◆ **Stated exercise**:
Copy out each line of the data holding "change".

◆ **Given data**:
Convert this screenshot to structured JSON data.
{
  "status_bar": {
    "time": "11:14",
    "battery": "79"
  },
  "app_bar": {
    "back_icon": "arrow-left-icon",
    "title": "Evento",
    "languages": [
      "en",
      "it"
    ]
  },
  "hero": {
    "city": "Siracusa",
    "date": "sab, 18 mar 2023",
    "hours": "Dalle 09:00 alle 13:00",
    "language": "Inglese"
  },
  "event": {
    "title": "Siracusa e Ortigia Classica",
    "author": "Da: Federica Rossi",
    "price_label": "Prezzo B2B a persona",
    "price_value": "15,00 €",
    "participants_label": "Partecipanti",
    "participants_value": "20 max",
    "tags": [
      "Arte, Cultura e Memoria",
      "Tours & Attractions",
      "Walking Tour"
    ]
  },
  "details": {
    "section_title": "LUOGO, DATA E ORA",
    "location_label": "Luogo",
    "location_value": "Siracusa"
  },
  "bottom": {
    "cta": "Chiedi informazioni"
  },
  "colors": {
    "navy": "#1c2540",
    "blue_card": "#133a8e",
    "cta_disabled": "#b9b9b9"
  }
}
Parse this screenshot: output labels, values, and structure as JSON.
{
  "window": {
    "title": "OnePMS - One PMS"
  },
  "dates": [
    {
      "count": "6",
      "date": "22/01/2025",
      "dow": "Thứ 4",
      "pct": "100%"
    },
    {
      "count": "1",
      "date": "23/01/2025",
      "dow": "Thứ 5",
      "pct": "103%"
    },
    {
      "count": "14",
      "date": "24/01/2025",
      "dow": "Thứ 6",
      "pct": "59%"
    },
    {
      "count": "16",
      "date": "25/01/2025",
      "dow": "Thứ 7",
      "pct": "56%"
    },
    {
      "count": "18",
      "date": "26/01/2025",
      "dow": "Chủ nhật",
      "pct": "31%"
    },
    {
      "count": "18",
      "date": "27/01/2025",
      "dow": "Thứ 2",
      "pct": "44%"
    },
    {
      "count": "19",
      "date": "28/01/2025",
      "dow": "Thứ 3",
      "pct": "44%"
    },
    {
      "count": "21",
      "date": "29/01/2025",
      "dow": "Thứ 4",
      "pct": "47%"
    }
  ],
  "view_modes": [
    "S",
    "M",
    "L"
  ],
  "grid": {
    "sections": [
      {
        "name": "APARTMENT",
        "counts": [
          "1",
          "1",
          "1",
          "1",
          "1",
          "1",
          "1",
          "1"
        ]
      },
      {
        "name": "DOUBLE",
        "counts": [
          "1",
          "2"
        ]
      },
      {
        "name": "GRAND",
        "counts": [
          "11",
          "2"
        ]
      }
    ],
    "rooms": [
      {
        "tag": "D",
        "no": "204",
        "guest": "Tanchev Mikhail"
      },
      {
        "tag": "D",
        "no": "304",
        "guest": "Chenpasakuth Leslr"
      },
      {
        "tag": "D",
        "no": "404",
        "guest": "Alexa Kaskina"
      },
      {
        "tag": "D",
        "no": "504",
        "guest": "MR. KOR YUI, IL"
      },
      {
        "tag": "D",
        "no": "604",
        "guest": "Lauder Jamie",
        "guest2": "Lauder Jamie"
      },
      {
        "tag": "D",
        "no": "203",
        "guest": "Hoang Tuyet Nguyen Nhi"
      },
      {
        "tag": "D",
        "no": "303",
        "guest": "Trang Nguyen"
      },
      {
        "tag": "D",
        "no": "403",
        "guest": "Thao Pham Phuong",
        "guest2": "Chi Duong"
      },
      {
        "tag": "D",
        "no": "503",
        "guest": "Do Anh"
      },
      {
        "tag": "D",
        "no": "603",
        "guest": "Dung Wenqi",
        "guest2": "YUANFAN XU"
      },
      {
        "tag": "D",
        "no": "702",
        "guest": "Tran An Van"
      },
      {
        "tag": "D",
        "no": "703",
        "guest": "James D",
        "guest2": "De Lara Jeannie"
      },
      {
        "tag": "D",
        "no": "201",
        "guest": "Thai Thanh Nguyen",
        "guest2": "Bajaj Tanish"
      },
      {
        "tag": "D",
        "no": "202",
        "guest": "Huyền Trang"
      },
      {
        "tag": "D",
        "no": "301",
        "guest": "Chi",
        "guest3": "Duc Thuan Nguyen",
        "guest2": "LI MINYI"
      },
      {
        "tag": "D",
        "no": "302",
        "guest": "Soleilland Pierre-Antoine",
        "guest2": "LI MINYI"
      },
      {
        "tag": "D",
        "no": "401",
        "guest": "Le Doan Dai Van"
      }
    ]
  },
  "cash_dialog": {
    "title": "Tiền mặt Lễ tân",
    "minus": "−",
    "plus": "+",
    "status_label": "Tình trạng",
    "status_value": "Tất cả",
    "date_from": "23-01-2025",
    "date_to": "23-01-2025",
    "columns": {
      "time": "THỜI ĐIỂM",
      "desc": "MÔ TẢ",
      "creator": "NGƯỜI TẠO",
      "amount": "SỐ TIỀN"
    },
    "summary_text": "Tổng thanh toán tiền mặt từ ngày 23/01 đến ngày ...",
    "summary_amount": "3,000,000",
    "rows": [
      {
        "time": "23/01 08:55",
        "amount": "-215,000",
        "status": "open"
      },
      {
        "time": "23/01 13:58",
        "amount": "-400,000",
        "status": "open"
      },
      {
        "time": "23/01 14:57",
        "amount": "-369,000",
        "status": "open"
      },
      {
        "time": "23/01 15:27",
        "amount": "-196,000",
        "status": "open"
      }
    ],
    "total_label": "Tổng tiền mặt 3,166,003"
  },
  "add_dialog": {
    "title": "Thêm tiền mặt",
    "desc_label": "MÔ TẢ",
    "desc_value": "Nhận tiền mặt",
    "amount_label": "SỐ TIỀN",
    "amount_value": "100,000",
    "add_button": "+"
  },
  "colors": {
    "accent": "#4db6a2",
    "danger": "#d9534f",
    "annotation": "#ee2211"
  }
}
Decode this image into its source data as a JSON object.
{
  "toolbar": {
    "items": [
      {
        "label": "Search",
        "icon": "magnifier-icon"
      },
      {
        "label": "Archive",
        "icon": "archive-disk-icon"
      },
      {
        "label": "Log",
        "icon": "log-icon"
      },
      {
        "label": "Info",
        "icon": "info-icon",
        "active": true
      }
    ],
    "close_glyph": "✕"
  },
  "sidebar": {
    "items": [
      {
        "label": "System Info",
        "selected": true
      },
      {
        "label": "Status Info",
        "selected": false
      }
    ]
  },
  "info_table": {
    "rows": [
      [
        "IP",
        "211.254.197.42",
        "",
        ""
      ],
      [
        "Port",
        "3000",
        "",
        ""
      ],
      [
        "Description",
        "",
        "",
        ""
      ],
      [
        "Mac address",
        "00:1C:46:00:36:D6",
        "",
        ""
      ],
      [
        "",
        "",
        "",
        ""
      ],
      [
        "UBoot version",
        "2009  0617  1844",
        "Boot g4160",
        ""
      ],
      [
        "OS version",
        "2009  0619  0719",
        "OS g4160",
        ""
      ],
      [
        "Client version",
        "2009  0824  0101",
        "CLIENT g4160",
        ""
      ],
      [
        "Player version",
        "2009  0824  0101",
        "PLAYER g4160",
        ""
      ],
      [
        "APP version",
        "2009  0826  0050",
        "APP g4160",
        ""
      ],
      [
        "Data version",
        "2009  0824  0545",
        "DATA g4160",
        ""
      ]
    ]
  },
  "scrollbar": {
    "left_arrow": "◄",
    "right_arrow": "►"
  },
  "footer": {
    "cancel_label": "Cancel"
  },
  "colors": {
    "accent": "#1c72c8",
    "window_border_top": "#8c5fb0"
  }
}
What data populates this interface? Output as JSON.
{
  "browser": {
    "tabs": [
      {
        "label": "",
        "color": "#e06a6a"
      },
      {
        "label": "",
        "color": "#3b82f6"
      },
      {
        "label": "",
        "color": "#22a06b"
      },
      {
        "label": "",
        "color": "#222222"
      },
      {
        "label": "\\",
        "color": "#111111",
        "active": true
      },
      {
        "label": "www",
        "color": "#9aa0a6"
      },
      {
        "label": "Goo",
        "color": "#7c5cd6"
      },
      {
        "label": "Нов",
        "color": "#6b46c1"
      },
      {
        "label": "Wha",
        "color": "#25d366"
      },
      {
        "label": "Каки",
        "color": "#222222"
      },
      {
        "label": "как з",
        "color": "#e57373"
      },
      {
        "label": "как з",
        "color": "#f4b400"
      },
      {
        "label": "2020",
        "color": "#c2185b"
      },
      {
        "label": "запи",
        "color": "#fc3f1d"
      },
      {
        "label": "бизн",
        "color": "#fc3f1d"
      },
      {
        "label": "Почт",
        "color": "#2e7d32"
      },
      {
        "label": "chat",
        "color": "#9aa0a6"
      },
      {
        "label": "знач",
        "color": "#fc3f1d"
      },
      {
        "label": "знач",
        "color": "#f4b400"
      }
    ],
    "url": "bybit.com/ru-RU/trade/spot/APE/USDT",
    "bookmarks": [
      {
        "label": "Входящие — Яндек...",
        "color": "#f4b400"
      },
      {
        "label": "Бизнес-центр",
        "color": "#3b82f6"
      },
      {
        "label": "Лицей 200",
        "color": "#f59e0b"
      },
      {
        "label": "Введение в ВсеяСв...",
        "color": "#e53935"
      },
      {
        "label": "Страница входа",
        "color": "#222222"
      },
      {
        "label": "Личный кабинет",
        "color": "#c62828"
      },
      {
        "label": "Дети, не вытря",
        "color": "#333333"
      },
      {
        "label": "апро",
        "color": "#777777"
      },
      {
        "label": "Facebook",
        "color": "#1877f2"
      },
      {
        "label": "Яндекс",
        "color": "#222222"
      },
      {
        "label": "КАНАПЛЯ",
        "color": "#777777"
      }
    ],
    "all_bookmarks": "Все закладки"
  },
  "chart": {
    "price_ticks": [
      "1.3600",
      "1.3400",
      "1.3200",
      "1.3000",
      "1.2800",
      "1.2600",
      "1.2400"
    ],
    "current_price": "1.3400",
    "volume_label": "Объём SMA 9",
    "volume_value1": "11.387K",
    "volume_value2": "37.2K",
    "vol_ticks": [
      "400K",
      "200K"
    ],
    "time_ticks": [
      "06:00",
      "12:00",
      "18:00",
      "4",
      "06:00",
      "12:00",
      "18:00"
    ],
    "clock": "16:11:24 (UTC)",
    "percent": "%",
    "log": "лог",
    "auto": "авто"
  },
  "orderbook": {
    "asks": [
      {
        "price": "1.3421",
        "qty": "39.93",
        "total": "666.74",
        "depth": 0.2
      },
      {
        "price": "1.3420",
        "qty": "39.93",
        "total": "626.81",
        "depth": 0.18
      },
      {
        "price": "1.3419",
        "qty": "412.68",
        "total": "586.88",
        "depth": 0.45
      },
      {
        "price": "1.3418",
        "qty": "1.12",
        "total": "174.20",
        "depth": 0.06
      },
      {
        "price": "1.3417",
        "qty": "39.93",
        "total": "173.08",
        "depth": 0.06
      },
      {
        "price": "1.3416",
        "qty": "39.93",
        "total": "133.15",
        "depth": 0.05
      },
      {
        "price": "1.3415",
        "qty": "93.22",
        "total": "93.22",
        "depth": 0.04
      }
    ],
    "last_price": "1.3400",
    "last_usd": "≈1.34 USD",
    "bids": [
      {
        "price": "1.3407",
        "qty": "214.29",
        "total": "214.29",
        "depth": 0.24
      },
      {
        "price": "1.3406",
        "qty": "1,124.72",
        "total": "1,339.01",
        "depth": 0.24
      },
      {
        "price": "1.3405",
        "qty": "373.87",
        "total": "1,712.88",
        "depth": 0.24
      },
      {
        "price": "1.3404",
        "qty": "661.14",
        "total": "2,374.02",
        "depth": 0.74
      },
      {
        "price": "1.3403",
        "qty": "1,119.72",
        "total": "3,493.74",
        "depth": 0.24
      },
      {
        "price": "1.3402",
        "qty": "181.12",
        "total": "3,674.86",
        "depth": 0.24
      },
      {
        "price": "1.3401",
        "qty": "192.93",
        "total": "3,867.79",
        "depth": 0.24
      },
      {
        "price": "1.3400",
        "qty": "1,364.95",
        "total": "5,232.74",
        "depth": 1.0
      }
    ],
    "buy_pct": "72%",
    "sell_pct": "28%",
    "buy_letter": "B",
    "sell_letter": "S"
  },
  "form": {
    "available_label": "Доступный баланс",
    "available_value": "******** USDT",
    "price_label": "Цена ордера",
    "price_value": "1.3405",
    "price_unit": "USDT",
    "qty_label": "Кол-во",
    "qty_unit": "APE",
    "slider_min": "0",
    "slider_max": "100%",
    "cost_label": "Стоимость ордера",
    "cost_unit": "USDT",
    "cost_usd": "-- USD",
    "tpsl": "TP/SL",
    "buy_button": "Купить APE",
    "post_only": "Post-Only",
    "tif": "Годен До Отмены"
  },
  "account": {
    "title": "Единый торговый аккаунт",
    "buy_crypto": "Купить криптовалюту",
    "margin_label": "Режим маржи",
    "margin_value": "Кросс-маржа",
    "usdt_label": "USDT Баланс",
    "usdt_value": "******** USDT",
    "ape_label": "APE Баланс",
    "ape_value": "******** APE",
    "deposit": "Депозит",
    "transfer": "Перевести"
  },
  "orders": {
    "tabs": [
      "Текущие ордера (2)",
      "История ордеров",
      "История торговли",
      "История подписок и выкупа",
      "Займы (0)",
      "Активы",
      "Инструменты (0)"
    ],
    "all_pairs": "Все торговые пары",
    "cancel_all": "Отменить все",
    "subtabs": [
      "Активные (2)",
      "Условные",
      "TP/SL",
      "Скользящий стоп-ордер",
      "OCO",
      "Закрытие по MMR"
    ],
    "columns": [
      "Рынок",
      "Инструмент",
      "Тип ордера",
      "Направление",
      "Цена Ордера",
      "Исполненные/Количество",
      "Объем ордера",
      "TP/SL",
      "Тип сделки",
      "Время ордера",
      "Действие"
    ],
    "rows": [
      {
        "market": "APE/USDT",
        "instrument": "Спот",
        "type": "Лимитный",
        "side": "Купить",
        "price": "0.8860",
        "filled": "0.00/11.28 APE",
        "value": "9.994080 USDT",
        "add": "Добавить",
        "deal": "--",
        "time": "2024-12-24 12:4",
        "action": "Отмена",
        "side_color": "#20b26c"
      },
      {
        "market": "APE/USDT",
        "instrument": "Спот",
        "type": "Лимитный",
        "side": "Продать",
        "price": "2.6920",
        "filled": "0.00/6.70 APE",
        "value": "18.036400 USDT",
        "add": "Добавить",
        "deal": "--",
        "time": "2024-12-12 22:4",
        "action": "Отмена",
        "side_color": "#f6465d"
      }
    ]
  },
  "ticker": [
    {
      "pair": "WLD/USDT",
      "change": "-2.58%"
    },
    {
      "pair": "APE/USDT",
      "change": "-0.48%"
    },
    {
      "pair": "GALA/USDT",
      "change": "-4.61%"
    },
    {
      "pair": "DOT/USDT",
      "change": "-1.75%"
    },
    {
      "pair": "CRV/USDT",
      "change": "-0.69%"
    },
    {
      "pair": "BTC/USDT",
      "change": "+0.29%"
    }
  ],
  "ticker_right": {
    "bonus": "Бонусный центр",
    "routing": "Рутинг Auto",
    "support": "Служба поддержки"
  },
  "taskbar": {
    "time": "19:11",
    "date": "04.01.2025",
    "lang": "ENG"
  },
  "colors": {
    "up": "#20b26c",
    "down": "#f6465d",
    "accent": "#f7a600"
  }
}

◆ **Task result**:
      "change": "-2.58%"
      "change": "-0.48%"
      "change": "-4.61%"
      "change": "-1.75%"
      "change": "-0.69%"
      "change": "+0.29%"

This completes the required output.